--- WHAT THE TASK ASKS ---
What is the number of lines containing the string "kept"? Answer with the number only.

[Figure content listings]
---------------
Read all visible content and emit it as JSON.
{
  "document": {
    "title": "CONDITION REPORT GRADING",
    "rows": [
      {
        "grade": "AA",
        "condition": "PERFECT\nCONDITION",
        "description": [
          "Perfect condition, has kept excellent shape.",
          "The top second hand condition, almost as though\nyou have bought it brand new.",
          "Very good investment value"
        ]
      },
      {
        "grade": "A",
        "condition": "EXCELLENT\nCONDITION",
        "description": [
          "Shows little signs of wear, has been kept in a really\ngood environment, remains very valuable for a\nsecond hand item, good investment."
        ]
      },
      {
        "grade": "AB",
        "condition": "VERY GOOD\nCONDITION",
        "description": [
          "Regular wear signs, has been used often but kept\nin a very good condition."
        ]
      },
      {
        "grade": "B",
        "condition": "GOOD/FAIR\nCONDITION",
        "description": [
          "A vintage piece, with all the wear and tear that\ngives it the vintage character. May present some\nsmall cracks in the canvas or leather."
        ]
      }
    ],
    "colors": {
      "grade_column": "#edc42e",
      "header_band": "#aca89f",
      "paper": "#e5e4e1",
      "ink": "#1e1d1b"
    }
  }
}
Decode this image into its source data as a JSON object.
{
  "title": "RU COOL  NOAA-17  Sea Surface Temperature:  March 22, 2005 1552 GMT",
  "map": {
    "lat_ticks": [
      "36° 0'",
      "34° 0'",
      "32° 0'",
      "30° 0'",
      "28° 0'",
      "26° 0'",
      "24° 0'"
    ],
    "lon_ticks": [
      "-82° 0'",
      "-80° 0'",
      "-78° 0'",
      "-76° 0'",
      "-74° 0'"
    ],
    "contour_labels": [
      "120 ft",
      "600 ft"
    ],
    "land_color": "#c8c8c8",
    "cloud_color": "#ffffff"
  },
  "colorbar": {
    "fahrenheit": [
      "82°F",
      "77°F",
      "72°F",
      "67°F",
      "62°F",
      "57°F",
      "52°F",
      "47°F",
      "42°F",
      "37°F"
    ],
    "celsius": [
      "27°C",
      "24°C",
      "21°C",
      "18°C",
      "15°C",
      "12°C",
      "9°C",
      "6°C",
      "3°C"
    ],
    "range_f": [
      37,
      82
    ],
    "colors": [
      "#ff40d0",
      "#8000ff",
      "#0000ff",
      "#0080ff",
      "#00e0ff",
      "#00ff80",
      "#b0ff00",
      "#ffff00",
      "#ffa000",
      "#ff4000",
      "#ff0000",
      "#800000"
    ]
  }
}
---------------
--- WRITTEN SOLUTION ---
3